→ **AIM**
Output the entries verbatim, including every line.

→ **SOURCE DATA**
§

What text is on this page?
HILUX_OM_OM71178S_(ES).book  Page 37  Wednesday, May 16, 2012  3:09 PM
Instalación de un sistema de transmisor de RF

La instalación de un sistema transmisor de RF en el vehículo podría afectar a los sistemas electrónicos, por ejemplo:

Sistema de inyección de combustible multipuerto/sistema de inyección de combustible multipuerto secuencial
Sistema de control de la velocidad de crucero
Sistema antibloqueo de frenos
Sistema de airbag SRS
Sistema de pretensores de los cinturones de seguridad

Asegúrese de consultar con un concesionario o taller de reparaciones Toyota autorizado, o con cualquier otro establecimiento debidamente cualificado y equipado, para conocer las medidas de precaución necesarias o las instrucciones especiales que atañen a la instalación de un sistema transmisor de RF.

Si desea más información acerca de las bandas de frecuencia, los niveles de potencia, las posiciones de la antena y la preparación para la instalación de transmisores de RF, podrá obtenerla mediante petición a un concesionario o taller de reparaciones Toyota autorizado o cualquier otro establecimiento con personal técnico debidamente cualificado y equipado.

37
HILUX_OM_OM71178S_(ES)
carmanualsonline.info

§

→ **RESPONSE TO THIS EXERCISE**
What text is on this page?
HILUX_OM_OM71178S_(ES).book  Page 37  Wednesday, May 16, 2012  3:09 PM
Instalación de un sistema de transmisor de RF

La instalación de un sistema transmisor de RF en el vehículo podría afectar a los sistemas electrónicos, por ejemplo:

Sistema de inyección de combustible multipuerto/sistema de inyección de combustible multipuerto secuencial
Sistema de control de la velocidad de crucero
Sistema antibloqueo de frenos
Sistema de airbag SRS
Sistema de pretensores de los cinturones de seguridad

Asegúrese de consultar con un concesionario o taller de reparaciones Toyota autorizado, o con cualquier otro establecimiento debidamente cualificado y equipado, para conocer las medidas de precaución necesarias o las instrucciones especiales que atañen a la instalación de un sistema transmisor de RF.

Si desea más información acerca de las bandas de frecuencia, los niveles de potencia, las posiciones de la antena y la preparación para la instalación de transmisores de RF, podrá obtenerla mediante petición a un concesionario o taller de reparaciones Toyota autorizado o cualquier otro establecimiento con personal técnico debidamente cualificado y equipado.

37
HILUX_OM_OM71178S_(ES)
carmanualsonline.info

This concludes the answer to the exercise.